Exercise goal =
Check each line of the entries below for the string "name"; copy every line where it appears.

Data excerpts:
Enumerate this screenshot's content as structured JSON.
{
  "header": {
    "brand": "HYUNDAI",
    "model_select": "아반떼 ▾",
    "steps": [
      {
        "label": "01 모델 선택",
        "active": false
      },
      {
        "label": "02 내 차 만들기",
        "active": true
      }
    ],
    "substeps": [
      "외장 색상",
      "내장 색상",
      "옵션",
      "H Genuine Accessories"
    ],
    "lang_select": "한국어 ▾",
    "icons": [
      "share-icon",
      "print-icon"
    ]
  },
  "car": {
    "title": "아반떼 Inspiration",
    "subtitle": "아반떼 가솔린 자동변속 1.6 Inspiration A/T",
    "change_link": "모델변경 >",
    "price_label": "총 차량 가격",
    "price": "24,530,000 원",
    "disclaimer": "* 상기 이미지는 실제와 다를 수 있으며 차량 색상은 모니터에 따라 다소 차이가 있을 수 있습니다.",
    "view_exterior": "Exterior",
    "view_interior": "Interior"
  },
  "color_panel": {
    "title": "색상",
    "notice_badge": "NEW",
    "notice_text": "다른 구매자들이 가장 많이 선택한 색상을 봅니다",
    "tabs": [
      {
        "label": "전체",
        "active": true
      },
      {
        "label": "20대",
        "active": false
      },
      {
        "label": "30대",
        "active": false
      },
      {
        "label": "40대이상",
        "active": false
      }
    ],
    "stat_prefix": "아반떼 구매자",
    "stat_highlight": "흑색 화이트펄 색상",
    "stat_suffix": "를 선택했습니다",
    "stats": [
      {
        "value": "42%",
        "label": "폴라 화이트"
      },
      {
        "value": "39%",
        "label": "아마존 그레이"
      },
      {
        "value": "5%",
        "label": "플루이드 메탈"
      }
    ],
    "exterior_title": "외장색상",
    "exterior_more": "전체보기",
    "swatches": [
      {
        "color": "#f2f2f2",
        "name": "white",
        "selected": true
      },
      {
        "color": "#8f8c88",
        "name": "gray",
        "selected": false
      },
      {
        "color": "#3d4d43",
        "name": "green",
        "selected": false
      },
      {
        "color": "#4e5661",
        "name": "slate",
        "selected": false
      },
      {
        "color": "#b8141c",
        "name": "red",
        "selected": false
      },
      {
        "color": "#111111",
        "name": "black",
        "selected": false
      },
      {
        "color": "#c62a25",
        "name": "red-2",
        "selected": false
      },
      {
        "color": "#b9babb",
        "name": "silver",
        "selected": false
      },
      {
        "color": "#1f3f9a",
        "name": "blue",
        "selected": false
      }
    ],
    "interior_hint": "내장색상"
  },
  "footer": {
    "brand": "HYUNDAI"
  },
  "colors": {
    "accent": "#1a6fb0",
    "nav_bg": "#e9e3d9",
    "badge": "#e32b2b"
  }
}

Task solution =
        "name": "white",
        "name": "gray",
        "name": "green",
        "name": "slate",
        "name": "red",
        "name": "black",
        "name": "red-2",
        "name": "silver",
        "name": "blue",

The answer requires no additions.